Segment Start: PASSAGE TO READ
Two common types of heart block are found:
(i) AV block:
It occurs at the atrioventricular node. The impulses from the SA node do not reach the AV node.
(ii) Bundle branch block:
It involves one of the branches of the bundle of His.
Disorder # 5. Cerebro Vascular Accident (CVA):
Sometimes it is referred to as a stroke, which is the sudden interruption of blood flow to a portion of the brain because of block or rupture of a cerebral blood vessel. Thus the brain cells do not get oxygen and glucose. This can cause paralysis, loss of speech, etc.
Disorder # 6. Rheumatic Heart Disease (RHD):
The patient may have an acute rheumatic fever, joint pains and infection of throat. Rheumatic fever may cause permanent damage of one or more valves (mitral or aortic semilunar valves), pericarditis and myocarditis.
Its causative factor is Streptococcus bacteria. Coxsackie В virus has been suggested as a conditioning agent. The risk of acute rheumatic fever is greatest where there is bad housing, overcrowding and inadequate conditions of hygiene.
Disorder # 7. Congenital Heart Diseases:
Defects or diseases of the heart from the birth are known as congenital heart diseases and are due to some error in the development of the heart.
It is possible that some of these defects may be due to an infectious disease like rubella (German measles) in the mother or administration of some harmful drugs during first three months of pregnancy. A small number of cases of congenital heart diseases are associated with chromosomal abnormalities.
Disorder # 8. Oedema (Puffiness):
If the lymph capillaries fail to return lymph to the blood, fluid accumulates in the tissues resulting in a local swelling called oedema. Oedema may be caused by obstructions in the lymphatic system, excessive capillary pressure, too little protein in the blood or injuries that cause fluids to accumulate in the tissues.
Disorder # 9. Ebstein’s Disease:
It is a congenital downward displacement of the tricuspid valve into the right ventricle.
Disorder # 10. Fibrillation:
Fibrillation is a condition in which the heart muscle is contracting very rapidly but in an uncoordinated fashion. There are atrial and ventricular fibrillation. Ventricular fibrillation is immediately life threatening unless it can be stopped by defibrillation. A machine called a defibrillator is used to do this.
Disorder # 11. Tachycardia:
The heart beats rapidly.
Segment End: PASSAGE TO READ
Segment Start: EXCERPTED DATA
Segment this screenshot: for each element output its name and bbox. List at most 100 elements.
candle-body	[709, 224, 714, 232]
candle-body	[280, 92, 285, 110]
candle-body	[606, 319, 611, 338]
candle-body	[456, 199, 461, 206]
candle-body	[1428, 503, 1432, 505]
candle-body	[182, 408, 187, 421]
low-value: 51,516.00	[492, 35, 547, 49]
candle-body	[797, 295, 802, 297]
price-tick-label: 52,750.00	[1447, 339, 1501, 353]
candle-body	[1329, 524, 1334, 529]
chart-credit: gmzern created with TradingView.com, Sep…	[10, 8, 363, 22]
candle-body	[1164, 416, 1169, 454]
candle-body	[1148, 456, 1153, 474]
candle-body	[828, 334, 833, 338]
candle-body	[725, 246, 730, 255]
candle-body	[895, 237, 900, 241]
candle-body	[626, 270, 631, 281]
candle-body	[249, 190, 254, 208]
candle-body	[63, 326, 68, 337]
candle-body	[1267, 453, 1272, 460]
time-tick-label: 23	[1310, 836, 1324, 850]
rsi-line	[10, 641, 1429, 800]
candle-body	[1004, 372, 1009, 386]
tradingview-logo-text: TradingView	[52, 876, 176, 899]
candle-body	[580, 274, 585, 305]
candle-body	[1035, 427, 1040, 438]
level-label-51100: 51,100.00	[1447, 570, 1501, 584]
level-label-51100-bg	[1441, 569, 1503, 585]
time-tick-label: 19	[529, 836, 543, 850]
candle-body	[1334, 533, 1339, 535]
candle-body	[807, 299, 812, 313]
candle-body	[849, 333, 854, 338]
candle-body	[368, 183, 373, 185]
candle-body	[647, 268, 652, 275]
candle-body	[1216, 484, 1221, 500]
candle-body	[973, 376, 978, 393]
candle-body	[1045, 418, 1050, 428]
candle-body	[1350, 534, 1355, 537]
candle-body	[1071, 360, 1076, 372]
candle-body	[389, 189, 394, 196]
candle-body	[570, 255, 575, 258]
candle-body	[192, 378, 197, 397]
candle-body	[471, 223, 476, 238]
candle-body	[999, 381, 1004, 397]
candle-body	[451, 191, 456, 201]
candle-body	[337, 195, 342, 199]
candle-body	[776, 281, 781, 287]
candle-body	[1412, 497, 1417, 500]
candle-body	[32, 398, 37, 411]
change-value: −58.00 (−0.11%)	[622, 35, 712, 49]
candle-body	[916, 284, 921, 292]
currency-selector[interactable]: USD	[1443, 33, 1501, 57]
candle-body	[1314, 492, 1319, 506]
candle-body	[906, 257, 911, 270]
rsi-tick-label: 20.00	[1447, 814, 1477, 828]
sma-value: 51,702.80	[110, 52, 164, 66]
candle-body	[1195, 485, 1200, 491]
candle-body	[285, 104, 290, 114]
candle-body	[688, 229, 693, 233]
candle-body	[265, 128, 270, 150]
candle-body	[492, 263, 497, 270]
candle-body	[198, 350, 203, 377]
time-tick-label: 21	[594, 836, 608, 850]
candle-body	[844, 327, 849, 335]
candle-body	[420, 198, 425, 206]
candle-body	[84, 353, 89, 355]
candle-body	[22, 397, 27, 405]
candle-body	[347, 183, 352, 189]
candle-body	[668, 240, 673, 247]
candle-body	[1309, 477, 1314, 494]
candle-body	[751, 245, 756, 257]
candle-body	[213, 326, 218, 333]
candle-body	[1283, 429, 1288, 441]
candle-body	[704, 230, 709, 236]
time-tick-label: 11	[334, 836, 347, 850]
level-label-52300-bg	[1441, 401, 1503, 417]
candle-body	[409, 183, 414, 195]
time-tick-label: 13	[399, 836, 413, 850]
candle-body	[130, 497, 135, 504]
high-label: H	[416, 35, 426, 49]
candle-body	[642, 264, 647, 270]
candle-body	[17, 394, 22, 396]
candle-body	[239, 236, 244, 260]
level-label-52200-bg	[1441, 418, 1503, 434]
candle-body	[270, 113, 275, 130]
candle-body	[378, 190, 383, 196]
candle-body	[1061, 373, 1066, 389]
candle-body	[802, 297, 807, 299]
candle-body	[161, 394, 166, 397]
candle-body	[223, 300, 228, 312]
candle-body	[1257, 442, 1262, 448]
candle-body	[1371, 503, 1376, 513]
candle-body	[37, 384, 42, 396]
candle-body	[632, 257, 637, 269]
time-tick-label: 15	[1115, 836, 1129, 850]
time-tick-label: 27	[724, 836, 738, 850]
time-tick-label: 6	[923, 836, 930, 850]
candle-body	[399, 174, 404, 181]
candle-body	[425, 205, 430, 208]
Segment End: EXCERPTED DATA
- [ACTIVITY LIST]
(a) According to the text on heart disorders, what is the causative factor of rheumatic heart disease?
(b) Rewrite the part of the text on heart disorders that opens with the words containing "Disorder # 8." and closes with "the right ventricle.", putting "mitral valve" in place of "tricuspid valve".
(c) Write the next part of the text on heart disorders, picking up after its final sentence.

- [TASK ANSWERS]
(a) Streptococcus bacteria.

(b)
Disorder # 8. Oedema (Puffiness):
If the lymph capillaries fail to return lymph to the blood, fluid accumulates in the tissues resulting in a local swelling called oedema. Oedema may be caused by obstructions in the lymphatic system, excessive capillary pressure, too little protein in the blood or injuries that cause fluids to accumulate in the tissues.
Disorder # 9. Ebstein’s Disease:
It is a congenital downward displacement of the mitral valve into the right ventricle.

(c)
Disorder # 12. Bradycardia:
The heart beats slowly.
Disorder # 13. Cardiac Arrest:
When the heart stops beating, it is called cardiac arrest.
Disorder # 14. Heart Failure:
It is the state of heart when it does not pump blood effectively enough to meet the need of the body. It is sometimes called congestive heart failure because congestion of lungs is one of the main symptoms of this disease. Heart failure is not the same as cardiac arrest (when the heart stops beating) or a heart attack (when the heart muscle is suddenly damaged by inadequate blood supply).
Disorder # 15. Heart Attack (Myocardial infarction):
Death of a part of heart muscle following cessation of blood supply to it. It is acute heart attack. The heart muscle is suddenly damaged by inadequate blood supply.
Disorder # 16. Coronary Thrombosis:
Formation of clot in the coronary artery is called coronary thrombosis. It occurs most frequently in the left anterior descending coronary artery (Fig. 18.27).
Disorder # 17. Stokes-Adams Syndrome:
Altered state of consciousness caused by decreased flow of blood to brain.
Disorder # 18. Angina:
It is also called ‘angina pectoris’. The term angina pectoris means chest pain. In this disease enough oxygen does not reach the heart muscles. The patient experiences heart pain usually in front of the chest. It can occur in men and women of any age but it is more common among the middle aged and elderly people.
Disorder # 19. Ischaemia (pronounced— is-keemia):
Inadequate flow of blood to a part of the heart caused by obstruction to its blood supply.